● **PROVIDED INFORMATION**
-.-.-
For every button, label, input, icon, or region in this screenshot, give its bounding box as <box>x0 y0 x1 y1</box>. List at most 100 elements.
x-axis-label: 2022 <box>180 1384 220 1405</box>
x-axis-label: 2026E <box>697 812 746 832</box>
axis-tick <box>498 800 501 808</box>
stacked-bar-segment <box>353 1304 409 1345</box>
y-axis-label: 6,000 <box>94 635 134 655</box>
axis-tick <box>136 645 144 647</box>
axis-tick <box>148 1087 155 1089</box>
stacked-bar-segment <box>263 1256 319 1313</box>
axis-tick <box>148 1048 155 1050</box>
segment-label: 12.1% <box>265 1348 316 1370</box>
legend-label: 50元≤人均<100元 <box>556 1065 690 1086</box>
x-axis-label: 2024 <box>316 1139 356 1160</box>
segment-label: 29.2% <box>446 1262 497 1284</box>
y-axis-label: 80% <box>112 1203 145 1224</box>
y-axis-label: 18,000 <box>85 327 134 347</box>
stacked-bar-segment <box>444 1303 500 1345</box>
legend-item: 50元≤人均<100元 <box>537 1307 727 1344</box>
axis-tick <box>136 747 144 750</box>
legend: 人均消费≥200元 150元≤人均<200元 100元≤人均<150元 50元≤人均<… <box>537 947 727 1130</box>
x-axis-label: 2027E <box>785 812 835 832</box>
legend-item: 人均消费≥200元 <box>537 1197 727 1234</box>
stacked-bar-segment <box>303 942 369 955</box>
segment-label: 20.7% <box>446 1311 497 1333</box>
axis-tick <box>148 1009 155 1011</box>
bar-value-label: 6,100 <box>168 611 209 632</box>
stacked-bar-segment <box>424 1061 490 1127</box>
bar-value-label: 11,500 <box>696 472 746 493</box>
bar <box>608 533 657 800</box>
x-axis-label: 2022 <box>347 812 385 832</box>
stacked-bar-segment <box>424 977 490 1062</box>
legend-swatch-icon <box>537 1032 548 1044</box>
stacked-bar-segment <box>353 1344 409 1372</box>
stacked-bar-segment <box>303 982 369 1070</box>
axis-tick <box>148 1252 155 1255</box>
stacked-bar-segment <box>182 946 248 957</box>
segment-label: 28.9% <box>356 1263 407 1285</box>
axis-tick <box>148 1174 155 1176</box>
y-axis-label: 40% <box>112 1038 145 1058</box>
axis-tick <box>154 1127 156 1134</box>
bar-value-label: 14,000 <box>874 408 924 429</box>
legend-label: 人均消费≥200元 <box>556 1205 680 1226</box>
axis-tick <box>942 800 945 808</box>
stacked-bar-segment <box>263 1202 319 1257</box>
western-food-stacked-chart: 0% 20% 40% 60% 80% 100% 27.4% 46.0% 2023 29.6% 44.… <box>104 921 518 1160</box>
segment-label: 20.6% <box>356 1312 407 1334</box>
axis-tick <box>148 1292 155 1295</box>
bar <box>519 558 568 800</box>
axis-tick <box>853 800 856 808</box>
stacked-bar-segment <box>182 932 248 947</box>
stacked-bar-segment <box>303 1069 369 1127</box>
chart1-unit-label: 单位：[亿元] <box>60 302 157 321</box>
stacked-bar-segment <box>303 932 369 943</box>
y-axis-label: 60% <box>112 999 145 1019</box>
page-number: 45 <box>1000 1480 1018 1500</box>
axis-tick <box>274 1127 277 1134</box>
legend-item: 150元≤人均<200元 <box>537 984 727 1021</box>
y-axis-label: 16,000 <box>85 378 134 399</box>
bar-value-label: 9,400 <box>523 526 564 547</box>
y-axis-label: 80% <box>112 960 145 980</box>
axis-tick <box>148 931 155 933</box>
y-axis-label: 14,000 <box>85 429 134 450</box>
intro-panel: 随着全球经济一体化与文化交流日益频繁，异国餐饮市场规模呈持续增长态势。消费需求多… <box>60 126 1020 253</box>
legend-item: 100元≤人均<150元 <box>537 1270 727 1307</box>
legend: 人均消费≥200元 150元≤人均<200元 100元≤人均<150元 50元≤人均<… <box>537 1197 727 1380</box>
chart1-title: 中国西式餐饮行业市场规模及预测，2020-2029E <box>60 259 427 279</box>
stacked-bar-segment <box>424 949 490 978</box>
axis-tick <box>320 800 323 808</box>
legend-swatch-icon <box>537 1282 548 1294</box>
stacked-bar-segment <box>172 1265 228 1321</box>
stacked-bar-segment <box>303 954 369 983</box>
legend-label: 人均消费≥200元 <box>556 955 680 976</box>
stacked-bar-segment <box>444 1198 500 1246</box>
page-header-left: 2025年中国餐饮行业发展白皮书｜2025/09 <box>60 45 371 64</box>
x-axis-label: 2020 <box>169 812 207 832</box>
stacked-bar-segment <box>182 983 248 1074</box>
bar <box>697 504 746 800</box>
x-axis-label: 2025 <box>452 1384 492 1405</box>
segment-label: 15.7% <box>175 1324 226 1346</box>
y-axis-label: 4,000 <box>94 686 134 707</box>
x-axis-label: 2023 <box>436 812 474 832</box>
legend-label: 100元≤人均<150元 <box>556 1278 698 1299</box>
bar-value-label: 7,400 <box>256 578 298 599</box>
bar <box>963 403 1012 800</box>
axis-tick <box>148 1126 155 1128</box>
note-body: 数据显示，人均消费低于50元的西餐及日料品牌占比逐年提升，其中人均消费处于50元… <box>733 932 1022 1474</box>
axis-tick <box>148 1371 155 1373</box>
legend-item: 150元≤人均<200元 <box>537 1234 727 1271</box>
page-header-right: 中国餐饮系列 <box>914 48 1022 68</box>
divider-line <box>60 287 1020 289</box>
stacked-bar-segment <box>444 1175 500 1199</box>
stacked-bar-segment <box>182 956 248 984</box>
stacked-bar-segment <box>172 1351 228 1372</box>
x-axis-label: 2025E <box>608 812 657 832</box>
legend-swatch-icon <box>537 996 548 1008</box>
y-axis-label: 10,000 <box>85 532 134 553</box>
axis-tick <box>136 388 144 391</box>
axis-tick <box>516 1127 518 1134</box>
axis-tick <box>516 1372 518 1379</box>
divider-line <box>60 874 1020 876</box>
-.-.-
● **EXERCISE DESCRIPTION**
Rewrite the listing from its first line through the line containing "segment-label: 29.2% <box>446", replacing "axis-tick" with "tick-mark" throughout and changing nothing else. Give only those lines.

● **ANSWER TO THE EXERCISE**
For every button, label, input, icon, or region in this screenshot, give its bounding box as <box>x0 y0 x1 y1</box>. List at most 100 elements.
x-axis-label: 2022 <box>180 1384 220 1405</box>
x-axis-label: 2026E <box>697 812 746 832</box>
tick-mark <box>498 800 501 808</box>
stacked-bar-segment <box>353 1304 409 1345</box>
y-axis-label: 6,000 <box>94 635 134 655</box>
tick-mark <box>136 645 144 647</box>
tick-mark <box>148 1087 155 1089</box>
stacked-bar-segment <box>263 1256 319 1313</box>
tick-mark <box>148 1048 155 1050</box>
segment-label: 12.1% <box>265 1348 316 1370</box>
legend-label: 50元≤人均<100元 <box>556 1065 690 1086</box>
x-axis-label: 2024 <box>316 1139 356 1160</box>
segment-label: 29.2% <box>446 1262 497 1284</box>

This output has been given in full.